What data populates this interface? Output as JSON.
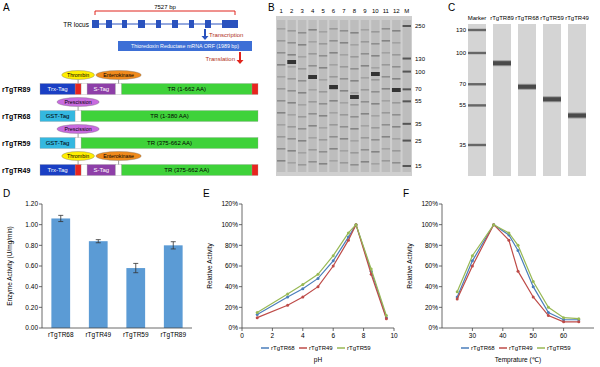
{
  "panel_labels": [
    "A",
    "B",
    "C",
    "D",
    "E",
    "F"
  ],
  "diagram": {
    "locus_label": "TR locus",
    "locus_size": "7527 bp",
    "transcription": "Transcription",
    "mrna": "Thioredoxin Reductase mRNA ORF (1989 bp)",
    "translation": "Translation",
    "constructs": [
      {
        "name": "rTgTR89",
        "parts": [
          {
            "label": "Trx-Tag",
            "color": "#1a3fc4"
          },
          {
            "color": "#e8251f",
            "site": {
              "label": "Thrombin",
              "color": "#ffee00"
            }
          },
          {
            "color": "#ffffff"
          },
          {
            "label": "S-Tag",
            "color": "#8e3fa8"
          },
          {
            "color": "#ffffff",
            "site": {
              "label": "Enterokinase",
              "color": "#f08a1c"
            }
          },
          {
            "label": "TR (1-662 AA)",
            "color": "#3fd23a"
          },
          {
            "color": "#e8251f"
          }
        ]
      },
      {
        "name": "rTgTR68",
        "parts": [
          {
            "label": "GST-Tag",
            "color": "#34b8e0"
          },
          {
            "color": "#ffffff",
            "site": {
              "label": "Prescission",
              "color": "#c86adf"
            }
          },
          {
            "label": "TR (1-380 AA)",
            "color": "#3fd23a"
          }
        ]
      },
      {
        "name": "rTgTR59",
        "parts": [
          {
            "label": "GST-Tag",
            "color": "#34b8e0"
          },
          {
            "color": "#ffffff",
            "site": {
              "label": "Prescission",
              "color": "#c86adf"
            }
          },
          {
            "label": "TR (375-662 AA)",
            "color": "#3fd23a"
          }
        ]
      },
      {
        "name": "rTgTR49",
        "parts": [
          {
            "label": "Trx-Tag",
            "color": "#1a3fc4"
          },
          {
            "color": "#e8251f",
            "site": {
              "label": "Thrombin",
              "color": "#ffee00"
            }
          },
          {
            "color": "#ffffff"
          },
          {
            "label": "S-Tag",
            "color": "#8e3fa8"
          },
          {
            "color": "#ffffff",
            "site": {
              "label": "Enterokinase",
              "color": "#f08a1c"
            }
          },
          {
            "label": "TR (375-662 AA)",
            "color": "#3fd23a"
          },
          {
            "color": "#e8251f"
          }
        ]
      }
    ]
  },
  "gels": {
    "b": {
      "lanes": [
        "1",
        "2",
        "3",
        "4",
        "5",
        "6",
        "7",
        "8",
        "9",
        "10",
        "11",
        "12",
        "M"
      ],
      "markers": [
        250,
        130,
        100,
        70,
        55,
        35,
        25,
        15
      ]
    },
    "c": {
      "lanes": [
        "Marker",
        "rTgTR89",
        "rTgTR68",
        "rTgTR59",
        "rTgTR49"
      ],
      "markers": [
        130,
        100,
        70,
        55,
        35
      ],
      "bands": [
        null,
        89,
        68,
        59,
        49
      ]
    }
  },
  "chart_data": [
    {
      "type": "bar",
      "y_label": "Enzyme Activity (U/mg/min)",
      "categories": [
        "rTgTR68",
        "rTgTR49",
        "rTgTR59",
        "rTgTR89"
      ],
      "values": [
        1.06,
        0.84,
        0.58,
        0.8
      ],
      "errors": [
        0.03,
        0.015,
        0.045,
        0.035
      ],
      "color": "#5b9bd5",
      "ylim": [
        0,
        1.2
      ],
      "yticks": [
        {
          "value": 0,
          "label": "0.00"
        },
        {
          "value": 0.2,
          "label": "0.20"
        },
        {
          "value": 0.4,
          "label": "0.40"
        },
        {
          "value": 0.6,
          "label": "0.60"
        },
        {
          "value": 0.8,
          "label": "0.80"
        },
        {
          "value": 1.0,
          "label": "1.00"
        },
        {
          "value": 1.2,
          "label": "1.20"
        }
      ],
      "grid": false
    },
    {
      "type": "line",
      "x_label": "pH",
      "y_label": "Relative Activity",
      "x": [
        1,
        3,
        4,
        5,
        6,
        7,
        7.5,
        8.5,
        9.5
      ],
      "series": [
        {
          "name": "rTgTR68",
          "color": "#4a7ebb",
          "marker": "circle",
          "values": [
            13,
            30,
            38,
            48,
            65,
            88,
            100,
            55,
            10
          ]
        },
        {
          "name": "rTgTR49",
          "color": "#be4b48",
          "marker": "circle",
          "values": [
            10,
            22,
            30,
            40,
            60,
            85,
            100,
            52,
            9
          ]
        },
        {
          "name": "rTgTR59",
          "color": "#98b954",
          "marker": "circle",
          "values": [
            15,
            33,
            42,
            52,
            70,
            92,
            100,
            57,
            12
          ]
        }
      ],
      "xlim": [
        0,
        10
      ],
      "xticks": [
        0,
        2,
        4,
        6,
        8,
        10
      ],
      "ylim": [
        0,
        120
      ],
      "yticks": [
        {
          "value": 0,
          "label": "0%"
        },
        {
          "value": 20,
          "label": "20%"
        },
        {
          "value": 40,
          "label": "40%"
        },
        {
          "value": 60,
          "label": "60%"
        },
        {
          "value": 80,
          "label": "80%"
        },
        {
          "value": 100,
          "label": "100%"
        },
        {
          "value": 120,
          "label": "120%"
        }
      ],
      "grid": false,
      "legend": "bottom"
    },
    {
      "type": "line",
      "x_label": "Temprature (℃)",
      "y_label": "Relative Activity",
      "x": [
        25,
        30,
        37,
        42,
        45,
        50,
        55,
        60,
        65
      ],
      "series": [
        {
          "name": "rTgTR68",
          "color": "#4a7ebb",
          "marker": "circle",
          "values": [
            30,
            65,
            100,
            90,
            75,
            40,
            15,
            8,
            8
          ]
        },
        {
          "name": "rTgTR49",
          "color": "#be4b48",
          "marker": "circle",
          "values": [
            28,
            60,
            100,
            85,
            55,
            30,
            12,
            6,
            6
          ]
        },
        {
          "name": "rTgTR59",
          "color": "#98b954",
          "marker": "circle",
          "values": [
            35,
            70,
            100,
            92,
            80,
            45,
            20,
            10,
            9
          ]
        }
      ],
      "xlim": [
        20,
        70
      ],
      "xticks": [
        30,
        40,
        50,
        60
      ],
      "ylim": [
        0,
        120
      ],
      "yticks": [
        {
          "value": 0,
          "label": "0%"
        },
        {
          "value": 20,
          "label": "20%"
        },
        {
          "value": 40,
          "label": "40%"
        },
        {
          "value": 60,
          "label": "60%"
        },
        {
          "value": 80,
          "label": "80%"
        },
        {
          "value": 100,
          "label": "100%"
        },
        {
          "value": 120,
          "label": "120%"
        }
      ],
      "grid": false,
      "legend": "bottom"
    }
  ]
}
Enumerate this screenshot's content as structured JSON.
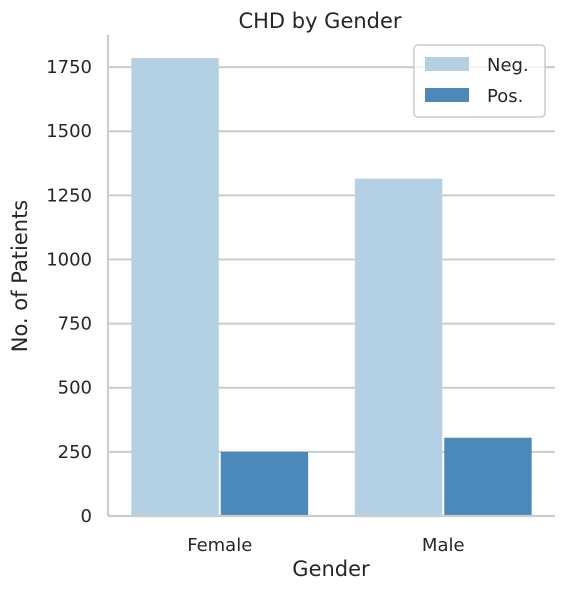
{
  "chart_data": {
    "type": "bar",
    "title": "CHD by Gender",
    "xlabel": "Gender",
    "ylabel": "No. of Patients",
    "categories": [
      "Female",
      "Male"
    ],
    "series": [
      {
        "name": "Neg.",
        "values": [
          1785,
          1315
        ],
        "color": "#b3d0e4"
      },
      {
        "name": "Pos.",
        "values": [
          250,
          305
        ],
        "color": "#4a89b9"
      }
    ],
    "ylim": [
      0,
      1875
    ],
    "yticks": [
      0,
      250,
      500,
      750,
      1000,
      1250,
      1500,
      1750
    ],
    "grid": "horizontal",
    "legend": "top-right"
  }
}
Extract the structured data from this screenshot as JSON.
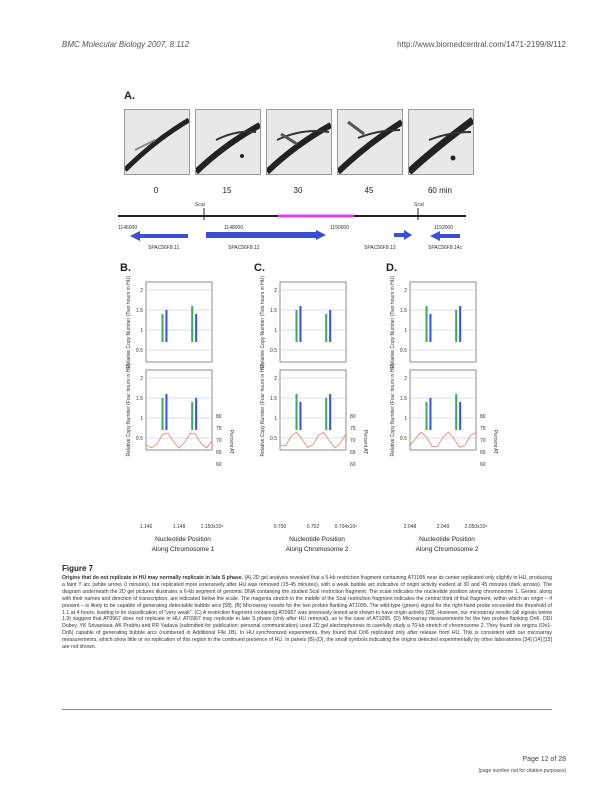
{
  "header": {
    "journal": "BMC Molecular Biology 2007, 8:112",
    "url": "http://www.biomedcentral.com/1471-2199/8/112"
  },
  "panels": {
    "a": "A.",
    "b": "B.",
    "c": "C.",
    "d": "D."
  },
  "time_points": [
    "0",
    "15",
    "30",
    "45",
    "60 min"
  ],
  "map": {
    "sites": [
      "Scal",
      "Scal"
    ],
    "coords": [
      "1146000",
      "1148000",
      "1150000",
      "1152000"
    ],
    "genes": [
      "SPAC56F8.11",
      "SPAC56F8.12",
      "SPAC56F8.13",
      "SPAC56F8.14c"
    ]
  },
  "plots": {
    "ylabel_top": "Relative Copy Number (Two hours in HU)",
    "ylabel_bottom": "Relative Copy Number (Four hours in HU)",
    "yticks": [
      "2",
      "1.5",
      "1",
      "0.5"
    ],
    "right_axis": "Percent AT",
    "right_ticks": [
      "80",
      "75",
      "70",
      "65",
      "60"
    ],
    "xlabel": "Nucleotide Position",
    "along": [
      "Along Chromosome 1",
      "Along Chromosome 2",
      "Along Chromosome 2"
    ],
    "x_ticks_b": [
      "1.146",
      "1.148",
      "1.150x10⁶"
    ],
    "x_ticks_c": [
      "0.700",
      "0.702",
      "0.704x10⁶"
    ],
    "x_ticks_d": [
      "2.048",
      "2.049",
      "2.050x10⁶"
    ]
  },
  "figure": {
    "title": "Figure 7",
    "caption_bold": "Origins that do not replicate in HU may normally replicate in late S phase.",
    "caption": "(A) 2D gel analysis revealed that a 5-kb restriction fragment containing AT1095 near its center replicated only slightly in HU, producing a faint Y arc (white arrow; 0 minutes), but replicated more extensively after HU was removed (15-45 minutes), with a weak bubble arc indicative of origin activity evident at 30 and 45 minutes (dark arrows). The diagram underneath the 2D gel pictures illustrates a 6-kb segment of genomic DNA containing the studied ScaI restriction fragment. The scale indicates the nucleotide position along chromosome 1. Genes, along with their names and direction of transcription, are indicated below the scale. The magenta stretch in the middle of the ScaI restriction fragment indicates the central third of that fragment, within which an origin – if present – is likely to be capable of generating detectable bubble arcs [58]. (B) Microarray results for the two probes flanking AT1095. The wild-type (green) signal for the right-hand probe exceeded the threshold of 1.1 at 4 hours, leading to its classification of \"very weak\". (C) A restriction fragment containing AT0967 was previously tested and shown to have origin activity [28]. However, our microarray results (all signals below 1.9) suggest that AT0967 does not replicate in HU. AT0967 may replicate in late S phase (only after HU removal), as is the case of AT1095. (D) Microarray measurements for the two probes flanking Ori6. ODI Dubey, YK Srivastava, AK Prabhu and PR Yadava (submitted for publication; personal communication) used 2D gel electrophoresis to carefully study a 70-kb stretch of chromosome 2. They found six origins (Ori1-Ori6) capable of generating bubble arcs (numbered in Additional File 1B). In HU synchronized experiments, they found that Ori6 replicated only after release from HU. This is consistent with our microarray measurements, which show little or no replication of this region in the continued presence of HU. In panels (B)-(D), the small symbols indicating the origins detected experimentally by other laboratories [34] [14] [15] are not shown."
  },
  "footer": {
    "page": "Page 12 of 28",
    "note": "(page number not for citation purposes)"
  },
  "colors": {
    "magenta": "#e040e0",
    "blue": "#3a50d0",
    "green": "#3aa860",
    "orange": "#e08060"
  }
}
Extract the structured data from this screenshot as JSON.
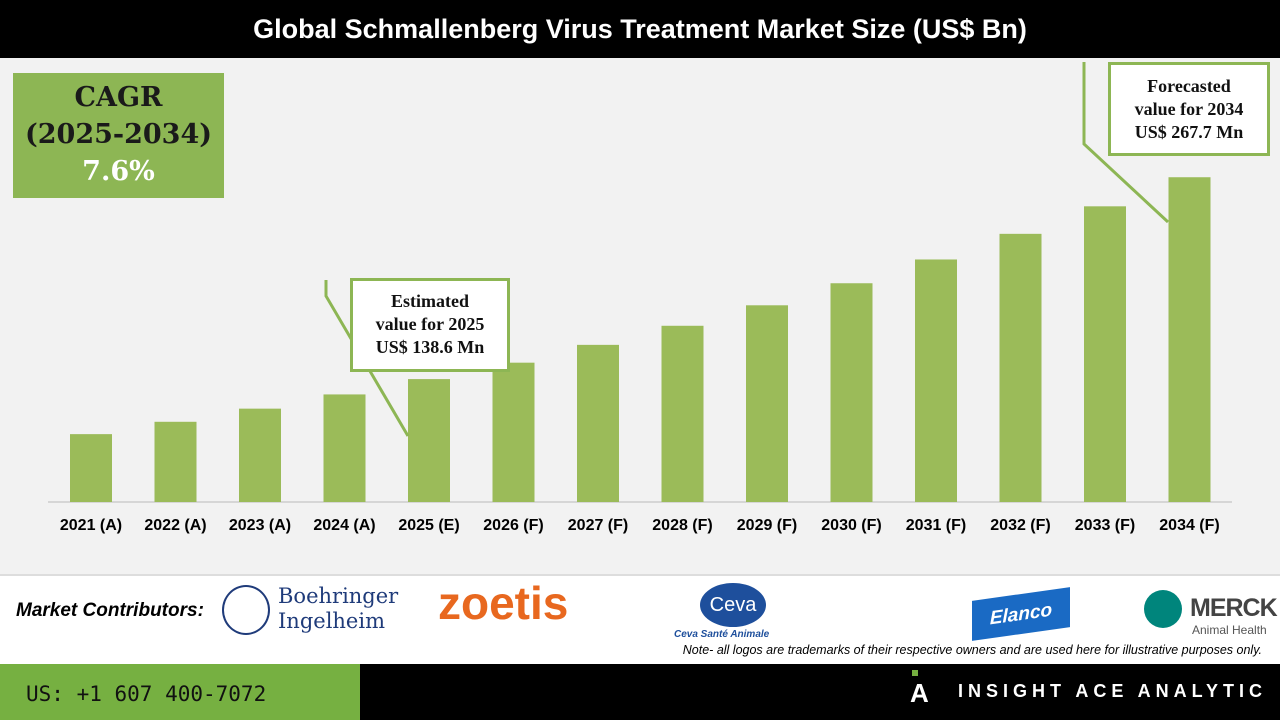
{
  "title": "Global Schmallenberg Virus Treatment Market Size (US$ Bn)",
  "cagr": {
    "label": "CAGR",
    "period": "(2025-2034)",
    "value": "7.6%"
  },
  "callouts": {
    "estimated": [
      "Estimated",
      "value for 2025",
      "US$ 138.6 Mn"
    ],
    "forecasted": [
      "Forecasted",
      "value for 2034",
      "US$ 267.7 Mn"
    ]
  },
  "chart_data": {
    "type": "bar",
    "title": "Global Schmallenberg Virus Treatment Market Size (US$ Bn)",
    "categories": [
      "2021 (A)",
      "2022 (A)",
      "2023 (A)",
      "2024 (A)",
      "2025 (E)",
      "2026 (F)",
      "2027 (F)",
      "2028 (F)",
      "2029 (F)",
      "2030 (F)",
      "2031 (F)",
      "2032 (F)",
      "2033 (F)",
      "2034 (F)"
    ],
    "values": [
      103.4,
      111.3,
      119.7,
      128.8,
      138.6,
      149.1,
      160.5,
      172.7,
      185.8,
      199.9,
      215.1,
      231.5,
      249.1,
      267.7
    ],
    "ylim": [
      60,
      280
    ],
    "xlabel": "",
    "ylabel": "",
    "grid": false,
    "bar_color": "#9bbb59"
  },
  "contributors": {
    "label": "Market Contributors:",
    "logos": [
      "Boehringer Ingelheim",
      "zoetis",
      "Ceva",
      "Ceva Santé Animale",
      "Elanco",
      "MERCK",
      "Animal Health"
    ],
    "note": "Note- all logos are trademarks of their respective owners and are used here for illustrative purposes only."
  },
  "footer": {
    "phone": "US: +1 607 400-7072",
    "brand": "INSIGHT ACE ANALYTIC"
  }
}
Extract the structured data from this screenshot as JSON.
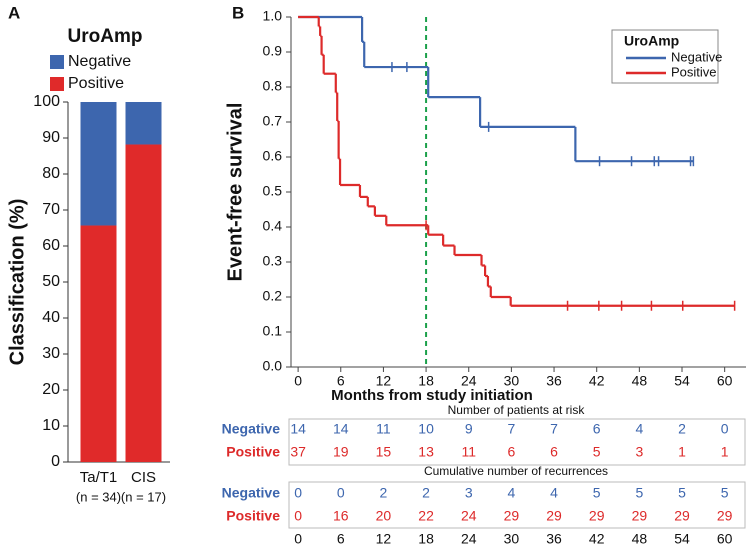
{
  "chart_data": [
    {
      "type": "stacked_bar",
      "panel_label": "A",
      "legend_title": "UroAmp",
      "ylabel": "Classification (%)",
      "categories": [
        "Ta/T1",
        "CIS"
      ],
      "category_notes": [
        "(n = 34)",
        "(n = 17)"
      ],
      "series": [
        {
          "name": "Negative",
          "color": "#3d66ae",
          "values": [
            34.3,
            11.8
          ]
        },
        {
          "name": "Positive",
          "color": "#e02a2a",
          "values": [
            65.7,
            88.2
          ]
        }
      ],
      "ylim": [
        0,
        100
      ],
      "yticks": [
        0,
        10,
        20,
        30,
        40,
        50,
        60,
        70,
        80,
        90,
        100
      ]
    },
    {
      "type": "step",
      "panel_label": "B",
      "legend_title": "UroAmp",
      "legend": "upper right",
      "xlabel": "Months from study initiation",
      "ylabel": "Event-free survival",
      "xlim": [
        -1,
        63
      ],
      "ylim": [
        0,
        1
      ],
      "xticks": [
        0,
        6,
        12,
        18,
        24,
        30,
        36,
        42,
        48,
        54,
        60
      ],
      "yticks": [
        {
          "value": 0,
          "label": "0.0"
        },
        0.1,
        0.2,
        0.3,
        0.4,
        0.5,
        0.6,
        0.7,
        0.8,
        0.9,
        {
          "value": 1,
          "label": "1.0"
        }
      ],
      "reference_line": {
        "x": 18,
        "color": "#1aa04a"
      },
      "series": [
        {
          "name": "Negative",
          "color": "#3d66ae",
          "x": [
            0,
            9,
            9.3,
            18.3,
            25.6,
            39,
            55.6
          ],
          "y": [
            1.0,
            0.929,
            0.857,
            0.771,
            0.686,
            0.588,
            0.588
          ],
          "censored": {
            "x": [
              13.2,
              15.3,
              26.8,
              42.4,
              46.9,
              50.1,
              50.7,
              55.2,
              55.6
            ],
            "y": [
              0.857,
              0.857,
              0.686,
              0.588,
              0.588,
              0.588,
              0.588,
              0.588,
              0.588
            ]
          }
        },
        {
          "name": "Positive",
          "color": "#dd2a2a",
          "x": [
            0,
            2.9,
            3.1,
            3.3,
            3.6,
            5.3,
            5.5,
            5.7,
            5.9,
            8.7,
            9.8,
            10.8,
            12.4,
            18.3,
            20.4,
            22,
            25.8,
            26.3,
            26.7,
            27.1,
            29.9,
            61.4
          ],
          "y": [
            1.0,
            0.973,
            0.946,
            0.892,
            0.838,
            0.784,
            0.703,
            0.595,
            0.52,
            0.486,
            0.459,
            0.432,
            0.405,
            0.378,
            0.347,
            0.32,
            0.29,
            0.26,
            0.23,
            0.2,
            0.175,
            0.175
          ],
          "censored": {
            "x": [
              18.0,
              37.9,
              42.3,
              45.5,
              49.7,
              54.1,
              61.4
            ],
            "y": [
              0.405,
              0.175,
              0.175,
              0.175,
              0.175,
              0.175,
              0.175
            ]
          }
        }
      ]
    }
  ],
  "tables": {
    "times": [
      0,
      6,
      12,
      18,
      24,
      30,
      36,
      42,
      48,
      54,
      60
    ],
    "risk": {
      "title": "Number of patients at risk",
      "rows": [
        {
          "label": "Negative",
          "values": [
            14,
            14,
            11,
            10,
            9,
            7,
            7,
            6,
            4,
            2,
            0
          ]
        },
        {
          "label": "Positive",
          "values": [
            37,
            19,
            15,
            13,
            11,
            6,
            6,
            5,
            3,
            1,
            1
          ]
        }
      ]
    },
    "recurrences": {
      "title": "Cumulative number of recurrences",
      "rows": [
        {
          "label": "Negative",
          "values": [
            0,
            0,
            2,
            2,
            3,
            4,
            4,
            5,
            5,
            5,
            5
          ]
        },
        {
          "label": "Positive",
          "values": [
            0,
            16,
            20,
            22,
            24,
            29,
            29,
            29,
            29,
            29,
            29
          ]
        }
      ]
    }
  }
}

__Goal of the exercise__
All lines above containing the string "grid" are to be collected.

__Exercise response__
      "grid": false
      "grid": false,
      "grid": false,
    "grid": "horizontal",
    "grid": false,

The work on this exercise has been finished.